» TASK GOAL: Search the listing for "лифтов" and copy every line where it appears.

» DATA SHOWN:
▶

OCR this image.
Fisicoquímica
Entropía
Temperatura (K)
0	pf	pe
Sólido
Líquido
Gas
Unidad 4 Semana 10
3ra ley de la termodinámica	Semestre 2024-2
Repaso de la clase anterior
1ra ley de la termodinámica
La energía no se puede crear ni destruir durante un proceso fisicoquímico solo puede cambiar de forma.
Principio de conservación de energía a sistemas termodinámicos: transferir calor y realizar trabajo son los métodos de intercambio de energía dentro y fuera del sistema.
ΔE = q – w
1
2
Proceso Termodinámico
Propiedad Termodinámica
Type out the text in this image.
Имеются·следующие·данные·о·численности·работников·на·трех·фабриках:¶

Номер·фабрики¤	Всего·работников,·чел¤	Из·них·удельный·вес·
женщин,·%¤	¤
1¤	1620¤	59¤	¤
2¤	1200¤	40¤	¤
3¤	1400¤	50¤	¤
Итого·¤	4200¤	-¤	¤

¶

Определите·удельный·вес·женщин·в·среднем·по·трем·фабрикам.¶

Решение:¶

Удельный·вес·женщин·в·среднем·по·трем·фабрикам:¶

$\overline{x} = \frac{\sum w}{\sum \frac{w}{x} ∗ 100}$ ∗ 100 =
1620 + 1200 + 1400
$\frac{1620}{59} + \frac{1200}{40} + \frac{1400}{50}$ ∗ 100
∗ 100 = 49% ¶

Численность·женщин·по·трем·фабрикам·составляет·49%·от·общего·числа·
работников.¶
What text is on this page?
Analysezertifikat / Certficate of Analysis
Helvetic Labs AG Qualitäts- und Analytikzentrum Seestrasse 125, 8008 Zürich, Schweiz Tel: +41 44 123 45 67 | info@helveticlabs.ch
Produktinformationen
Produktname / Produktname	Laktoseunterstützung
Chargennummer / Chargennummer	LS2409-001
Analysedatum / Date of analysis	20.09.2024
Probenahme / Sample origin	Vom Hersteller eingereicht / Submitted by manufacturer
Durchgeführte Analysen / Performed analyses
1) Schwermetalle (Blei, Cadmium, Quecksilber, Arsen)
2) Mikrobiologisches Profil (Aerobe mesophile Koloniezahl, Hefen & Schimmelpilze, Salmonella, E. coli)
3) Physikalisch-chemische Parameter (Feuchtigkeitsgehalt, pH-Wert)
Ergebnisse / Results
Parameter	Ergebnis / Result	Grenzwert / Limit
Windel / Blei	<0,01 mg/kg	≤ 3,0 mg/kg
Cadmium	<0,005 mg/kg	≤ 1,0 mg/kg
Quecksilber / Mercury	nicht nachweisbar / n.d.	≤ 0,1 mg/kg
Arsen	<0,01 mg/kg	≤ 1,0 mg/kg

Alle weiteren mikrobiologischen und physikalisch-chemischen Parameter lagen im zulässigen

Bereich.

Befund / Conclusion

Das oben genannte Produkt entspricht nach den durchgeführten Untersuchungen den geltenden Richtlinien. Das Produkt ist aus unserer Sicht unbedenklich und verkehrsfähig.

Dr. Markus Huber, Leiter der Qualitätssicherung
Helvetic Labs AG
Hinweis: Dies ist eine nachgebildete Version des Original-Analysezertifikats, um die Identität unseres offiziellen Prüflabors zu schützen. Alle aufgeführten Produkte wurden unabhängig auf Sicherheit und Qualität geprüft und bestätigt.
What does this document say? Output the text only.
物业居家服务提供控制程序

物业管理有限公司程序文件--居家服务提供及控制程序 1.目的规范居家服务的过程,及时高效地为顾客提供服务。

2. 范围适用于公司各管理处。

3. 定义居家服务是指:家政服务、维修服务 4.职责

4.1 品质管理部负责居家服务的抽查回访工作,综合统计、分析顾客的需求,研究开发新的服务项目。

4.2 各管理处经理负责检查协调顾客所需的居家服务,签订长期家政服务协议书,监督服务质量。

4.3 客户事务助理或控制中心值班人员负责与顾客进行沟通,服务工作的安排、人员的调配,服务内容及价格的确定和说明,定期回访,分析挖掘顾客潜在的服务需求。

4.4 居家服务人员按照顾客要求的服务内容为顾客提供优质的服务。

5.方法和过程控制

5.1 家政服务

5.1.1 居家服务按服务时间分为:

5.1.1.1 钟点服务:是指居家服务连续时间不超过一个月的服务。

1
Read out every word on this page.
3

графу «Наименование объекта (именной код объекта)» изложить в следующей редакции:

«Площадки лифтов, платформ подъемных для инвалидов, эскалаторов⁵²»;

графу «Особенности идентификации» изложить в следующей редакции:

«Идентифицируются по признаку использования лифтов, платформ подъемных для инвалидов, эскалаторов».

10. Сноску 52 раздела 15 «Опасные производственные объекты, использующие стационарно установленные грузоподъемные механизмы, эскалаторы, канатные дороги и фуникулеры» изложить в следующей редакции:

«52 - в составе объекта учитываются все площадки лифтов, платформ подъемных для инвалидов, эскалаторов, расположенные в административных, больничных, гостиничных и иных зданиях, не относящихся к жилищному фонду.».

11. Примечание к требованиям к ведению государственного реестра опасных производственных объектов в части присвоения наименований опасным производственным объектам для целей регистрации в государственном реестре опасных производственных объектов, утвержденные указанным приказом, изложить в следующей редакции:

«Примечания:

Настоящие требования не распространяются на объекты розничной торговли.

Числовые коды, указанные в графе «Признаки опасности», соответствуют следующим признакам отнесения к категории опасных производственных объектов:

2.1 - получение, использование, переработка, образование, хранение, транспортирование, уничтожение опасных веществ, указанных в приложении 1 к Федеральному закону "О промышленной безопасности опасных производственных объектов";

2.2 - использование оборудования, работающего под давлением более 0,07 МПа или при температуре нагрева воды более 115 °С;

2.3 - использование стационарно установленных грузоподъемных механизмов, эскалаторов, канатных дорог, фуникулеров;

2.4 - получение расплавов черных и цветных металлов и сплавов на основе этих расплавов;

◀

» ANSWER IN FULL:
«Площадки лифтов, платформ подъемных для инвалидов, эскалаторов⁵²»;
«Идентифицируются по признаку использования лифтов, платформ подъемных для инвалидов, эскалаторов».
«52 - в составе объекта учитываются все площадки лифтов, платформ подъемных для инвалидов, эскалаторов, расположенные в административных, больничных, гостиничных и иных зданиях, не относящихся к жилищному фонду.».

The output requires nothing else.